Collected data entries
::::::::

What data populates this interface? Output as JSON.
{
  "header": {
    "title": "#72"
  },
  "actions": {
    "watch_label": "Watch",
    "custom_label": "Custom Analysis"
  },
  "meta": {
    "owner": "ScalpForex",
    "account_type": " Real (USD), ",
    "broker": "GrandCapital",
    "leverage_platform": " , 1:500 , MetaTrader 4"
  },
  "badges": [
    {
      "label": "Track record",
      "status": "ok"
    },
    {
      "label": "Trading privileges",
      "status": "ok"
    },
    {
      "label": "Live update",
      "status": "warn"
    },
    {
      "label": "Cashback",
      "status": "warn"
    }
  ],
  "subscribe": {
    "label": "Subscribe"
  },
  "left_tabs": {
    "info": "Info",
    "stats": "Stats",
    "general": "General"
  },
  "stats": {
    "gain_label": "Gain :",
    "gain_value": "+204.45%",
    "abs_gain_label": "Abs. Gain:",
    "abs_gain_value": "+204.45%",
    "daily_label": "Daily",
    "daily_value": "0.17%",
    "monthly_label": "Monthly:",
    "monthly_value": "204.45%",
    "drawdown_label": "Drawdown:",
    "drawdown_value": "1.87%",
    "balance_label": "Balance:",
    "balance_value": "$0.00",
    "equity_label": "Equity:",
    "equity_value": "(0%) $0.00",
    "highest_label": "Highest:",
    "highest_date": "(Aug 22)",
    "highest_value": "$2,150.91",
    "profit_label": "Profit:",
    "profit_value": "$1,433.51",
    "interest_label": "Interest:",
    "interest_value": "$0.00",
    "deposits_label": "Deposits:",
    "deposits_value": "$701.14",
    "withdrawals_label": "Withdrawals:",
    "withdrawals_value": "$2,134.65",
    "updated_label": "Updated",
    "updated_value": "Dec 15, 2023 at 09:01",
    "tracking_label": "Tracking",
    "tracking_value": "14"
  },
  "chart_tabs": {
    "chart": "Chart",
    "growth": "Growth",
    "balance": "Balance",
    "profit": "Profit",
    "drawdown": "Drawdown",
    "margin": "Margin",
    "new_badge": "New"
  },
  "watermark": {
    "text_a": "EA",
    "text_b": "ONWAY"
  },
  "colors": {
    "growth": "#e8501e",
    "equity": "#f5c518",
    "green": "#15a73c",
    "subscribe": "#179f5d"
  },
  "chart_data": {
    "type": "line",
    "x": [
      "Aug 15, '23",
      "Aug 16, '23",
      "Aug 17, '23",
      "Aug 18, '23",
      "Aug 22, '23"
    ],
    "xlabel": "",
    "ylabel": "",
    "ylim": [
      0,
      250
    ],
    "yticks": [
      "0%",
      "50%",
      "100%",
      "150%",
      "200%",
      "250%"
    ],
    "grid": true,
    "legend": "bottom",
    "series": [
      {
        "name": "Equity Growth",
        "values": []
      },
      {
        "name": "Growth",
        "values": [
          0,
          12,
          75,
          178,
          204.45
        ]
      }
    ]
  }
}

::::::::

What to produce:
Reproduce the full listing exactly.

Reply:
What data populates this interface? Output as JSON.
{
  "header": {
    "title": "#72"
  },
  "actions": {
    "watch_label": "Watch",
    "custom_label": "Custom Analysis"
  },
  "meta": {
    "owner": "ScalpForex",
    "account_type": " Real (USD), ",
    "broker": "GrandCapital",
    "leverage_platform": " , 1:500 , MetaTrader 4"
  },
  "badges": [
    {
      "label": "Track record",
      "status": "ok"
    },
    {
      "label": "Trading privileges",
      "status": "ok"
    },
    {
      "label": "Live update",
      "status": "warn"
    },
    {
      "label": "Cashback",
      "status": "warn"
    }
  ],
  "subscribe": {
    "label": "Subscribe"
  },
  "left_tabs": {
    "info": "Info",
    "stats": "Stats",
    "general": "General"
  },
  "stats": {
    "gain_label": "Gain :",
    "gain_value": "+204.45%",
    "abs_gain_label": "Abs. Gain:",
    "abs_gain_value": "+204.45%",
    "daily_label": "Daily",
    "daily_value": "0.17%",
    "monthly_label": "Monthly:",
    "monthly_value": "204.45%",
    "drawdown_label": "Drawdown:",
    "drawdown_value": "1.87%",
    "balance_label": "Balance:",
    "balance_value": "$0.00",
    "equity_label": "Equity:",
    "equity_value": "(0%) $0.00",
    "highest_label": "Highest:",
    "highest_date": "(Aug 22)",
    "highest_value": "$2,150.91",
    "profit_label": "Profit:",
    "profit_value": "$1,433.51",
    "interest_label": "Interest:",
    "interest_value": "$0.00",
    "deposits_label": "Deposits:",
    "deposits_value": "$701.14",
    "withdrawals_label": "Withdrawals:",
    "withdrawals_value": "$2,134.65",
    "updated_label": "Updated",
    "updated_value": "Dec 15, 2023 at 09:01",
    "tracking_label": "Tracking",
    "tracking_value": "14"
  },
  "chart_tabs": {
    "chart": "Chart",
    "growth": "Growth",
    "balance": "Balance",
    "profit": "Profit",
    "drawdown": "Drawdown",
    "margin": "Margin",
    "new_badge": "New"
  },
  "watermark": {
    "text_a": "EA",
    "text_b": "ONWAY"
  },
  "colors": {
    "growth": "#e8501e",
    "equity": "#f5c518",
    "green": "#15a73c",
    "subscribe": "#179f5d"
  },
  "chart_data": {
    "type": "line",
    "x": [
      "Aug 15, '23",
      "Aug 16, '23",
      "Aug 17, '23",
      "Aug 18, '23",
      "Aug 22, '23"
    ],
    "xlabel": "",
    "ylabel": "",
    "ylim": [
      0,
      250
    ],
    "yticks": [
      "0%",
      "50%",
      "100%",
      "150%",
      "200%",
      "250%"
    ],
    "grid": true,
    "legend": "bottom",
    "series": [
      {
        "name": "Equity Growth",
        "values": []
      },
      {
        "name": "Growth",
        "values": [
          0,
          12,
          75,
          178,
          204.45
        ]
      }
    ]
  }
}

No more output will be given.